Professor Henry Srebrnik

Professor Henry Srebrnik

Thursday, May 08, 2014

Saudi Arabia a Politically Unique Country

Henry Srebrnik, [Charlottetown, PEI] Guardian

Saudi Arabia is a very unique country.

It’s the only state in the world named after a large royal family. It is home to Mecca and Medina, the holiest cities in Islam, and its religion is a severe – its supporters would call it pure – form of Sunni Islam known as Wahhabism. 

And it sits on the world’s second largest oil reserves, estimated to be at 267 billion barrels. The Ghawar oil field, the world’s largest, has estimated reserves of 70 billion barrels.

Saudi Arabia regards itself as the spiritual leader of the world’s Muslims – and sees Shi’a Iran as a religious as well as political rival. It is a founding member of the GCC (Gulf Cooperation Council), an organization created to provide collective security against Tehran. Its other members are Bahrain, Kuwait, Oman, Qatar and the United Arab Emirates.

Most of the Arabian peninsula’s independent states, including Nejd and Hejaz, were conquered by the Saudi royal family between 1902 and 1927, and the consolidated kingdom was named Saudi Arabia in 1932. 

A few years later, the king, Abdulaziz al Saud, authorized a team of American engineers from Standard Oil of California to explore the desert bordering the Persian Gulf. In 1938 they discovered what would turn out to be the largest supply of crude oil in the world.

After the king’s death in 1953, five of his sons in succession have ruled Saudi Arabia as an absolute monarchy. The current monarch, Abdullah bin Abdulaziz al Saud, ascended to the throne in 2005.

A founding member of OPEC (the Organisation of Petroleum Exporting Countries), Saudi Arabia remains the world’s largest oil exporter, producing about nine million barrels per day. Its economy is largely backed by its oil industry, which accounts for more than 95 per cent of exports and 70 per cent of government revenues.

Thanks to the Internet, the young know all about life in more open Arab societies and in the West. As unrest spread throughout the Arab world in 2011, the Saudi state faced mounting pressure to introduce reforms. King Abdullah granted more rights to women, including the right to vote and run in municipal elections, and to be appointed to the consultative Shura Council.

### Rows
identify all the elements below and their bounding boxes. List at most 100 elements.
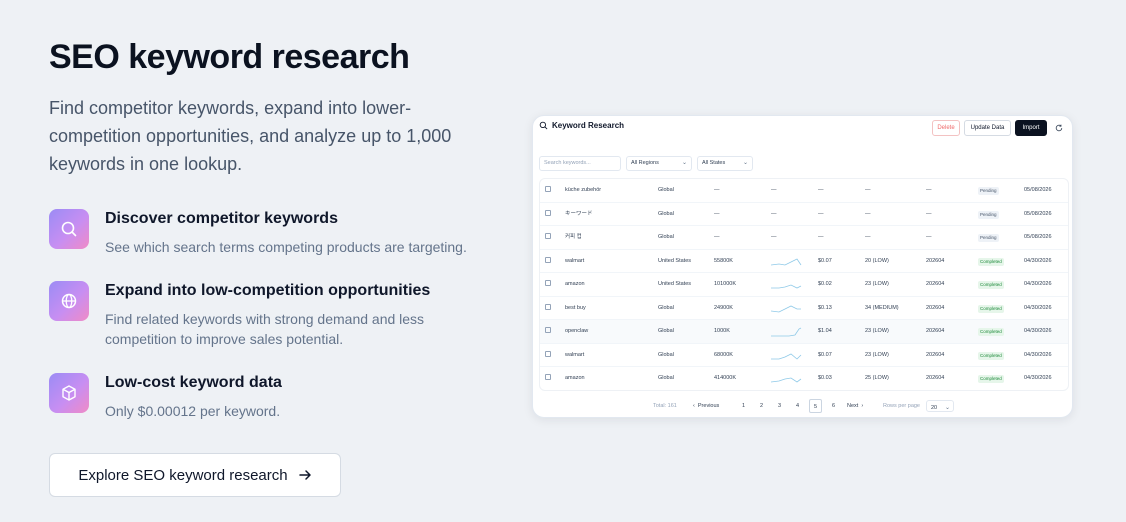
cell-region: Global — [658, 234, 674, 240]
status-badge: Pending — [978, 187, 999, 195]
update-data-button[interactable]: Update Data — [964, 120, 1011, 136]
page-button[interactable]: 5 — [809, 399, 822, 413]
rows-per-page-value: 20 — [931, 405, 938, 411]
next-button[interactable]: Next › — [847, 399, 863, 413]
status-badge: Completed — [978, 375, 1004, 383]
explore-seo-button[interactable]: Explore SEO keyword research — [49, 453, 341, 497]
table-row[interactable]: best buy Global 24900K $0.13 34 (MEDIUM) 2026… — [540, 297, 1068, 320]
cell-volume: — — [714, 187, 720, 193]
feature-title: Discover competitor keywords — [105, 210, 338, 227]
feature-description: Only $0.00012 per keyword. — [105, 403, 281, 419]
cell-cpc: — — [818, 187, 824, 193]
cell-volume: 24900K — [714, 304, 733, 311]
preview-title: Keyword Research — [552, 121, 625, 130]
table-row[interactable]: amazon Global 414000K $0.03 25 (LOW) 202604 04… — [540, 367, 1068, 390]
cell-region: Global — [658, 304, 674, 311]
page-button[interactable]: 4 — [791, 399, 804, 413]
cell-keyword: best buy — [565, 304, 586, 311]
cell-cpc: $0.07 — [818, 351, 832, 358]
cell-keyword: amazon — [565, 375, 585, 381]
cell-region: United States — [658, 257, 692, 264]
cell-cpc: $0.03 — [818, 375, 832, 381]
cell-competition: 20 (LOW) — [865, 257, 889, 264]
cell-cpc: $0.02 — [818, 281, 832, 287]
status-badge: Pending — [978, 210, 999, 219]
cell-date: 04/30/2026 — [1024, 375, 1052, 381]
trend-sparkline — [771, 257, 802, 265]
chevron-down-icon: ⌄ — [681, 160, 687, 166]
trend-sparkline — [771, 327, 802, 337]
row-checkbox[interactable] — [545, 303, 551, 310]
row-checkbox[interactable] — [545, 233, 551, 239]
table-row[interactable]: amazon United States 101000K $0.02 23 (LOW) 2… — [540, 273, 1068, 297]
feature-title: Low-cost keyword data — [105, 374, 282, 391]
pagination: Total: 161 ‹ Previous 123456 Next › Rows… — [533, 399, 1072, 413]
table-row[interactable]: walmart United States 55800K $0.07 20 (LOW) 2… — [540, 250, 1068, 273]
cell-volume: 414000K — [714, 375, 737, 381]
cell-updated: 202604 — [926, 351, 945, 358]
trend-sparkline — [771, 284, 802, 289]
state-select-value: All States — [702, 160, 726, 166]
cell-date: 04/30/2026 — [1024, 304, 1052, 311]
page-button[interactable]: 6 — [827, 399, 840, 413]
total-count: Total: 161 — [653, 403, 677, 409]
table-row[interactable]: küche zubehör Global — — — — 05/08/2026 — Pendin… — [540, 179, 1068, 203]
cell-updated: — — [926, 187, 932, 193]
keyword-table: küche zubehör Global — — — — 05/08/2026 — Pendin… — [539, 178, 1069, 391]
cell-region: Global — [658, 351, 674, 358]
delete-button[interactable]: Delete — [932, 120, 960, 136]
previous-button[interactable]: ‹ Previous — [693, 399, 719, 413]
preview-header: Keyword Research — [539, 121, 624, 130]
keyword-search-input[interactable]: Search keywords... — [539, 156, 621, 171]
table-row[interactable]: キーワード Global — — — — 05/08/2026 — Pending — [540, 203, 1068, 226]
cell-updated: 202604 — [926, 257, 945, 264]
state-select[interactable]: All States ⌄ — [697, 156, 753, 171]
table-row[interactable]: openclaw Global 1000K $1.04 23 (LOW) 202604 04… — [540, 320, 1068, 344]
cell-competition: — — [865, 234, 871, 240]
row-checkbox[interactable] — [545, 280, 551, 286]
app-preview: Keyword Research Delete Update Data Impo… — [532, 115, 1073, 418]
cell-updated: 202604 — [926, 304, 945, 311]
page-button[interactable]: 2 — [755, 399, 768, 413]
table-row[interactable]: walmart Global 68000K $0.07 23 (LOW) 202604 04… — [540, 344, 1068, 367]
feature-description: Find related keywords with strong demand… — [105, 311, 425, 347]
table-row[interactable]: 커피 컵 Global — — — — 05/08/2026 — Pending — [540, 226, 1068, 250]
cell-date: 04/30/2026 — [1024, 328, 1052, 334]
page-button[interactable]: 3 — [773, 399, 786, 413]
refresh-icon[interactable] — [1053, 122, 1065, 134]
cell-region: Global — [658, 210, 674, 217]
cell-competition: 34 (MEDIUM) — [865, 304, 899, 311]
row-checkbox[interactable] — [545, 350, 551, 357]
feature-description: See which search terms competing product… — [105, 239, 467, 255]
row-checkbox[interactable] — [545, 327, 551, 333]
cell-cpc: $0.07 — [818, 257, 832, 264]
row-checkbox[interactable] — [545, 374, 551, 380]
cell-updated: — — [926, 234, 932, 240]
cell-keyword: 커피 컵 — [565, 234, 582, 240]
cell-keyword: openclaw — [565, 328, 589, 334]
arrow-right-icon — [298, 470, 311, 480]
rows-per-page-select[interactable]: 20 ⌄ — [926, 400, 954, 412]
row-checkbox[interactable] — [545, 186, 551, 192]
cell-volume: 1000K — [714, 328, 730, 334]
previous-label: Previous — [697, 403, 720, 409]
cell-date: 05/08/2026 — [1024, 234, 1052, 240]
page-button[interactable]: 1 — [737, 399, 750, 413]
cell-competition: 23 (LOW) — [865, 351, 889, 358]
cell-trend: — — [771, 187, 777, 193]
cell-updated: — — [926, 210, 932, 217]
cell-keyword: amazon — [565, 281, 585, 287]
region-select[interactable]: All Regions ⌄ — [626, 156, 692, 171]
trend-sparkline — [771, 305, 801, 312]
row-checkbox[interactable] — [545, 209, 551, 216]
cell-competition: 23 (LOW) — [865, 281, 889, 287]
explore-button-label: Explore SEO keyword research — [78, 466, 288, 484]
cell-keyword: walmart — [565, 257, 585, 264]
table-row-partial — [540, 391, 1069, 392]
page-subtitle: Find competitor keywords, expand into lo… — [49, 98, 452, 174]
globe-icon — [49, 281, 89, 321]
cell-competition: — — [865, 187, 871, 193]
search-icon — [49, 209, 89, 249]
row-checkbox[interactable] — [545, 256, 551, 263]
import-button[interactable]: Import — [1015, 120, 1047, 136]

### Set exercise A
From the article on Saudi Arabia, print the passage from "A few years" up to and including "in the world.", word for word.
### Set exercise B
Output the lines of the records from the line with "cell-region: Global — [658, 234, 674, 240]" up to and including the line with "cell-volume: 414000K — [714, 375, 737, 381]", unchanged.

### Expected answer A
A few years later, the king, Abdulaziz al Saud, authorized a team of American engineers from Standard Oil of California to explore the desert bordering the Persian Gulf. In 1938 they discovered what would turn out to be the largest supply of crude oil in the world.

### Expected answer B
cell-region: Global — [658, 234, 674, 240]
status-badge: Pending — [978, 187, 999, 195]
update-data-button[interactable]: Update Data — [964, 120, 1011, 136]
page-button[interactable]: 5 — [809, 399, 822, 413]
rows-per-page-value: 20 — [931, 405, 938, 411]
next-button[interactable]: Next › — [847, 399, 863, 413]
status-badge: Completed — [978, 375, 1004, 383]
explore-seo-button[interactable]: Explore SEO keyword research — [49, 453, 341, 497]
table-row[interactable]: best buy Global 24900K $0.13 34 (MEDIUM) 2026… — [540, 297, 1068, 320]
cell-volume: — — [714, 187, 720, 193]
feature-title: Discover competitor keywords — [105, 210, 338, 227]
feature-description: Only $0.00012 per keyword. — [105, 403, 281, 419]
cell-cpc: — — [818, 187, 824, 193]
cell-volume: 24900K — [714, 304, 733, 311]
preview-title: Keyword Research — [552, 121, 625, 130]
table-row[interactable]: amazon Global 414000K $0.03 25 (LOW) 202604 04… — [540, 367, 1068, 390]
cell-region: Global — [658, 304, 674, 311]
page-button[interactable]: 4 — [791, 399, 804, 413]
cell-keyword: best buy — [565, 304, 586, 311]
cell-cpc: $0.07 — [818, 351, 832, 358]
cell-keyword: amazon — [565, 375, 585, 381]
cell-region: United States — [658, 257, 692, 264]
cell-cpc: $0.03 — [818, 375, 832, 381]
cell-competition: 20 (LOW) — [865, 257, 889, 264]
cell-cpc: $0.02 — [818, 281, 832, 287]
status-badge: Pending — [978, 210, 999, 219]
cell-date: 04/30/2026 — [1024, 375, 1052, 381]
trend-sparkline — [771, 257, 802, 265]
chevron-down-icon: ⌄ — [681, 160, 687, 166]
trend-sparkline — [771, 327, 802, 337]
row-checkbox[interactable] — [545, 303, 551, 310]
row-checkbox[interactable] — [545, 233, 551, 239]
table-row[interactable]: amazon United States 101000K $0.02 23 (LOW) 2… — [540, 273, 1068, 297]
feature-title: Low-cost keyword data — [105, 374, 282, 391]
pagination: Total: 161 ‹ Previous 123456 Next › Rows… — [533, 399, 1072, 413]
table-row[interactable]: walmart United States 55800K $0.07 20 (LOW) 2… — [540, 250, 1068, 273]
cell-volume: 414000K — [714, 375, 737, 381]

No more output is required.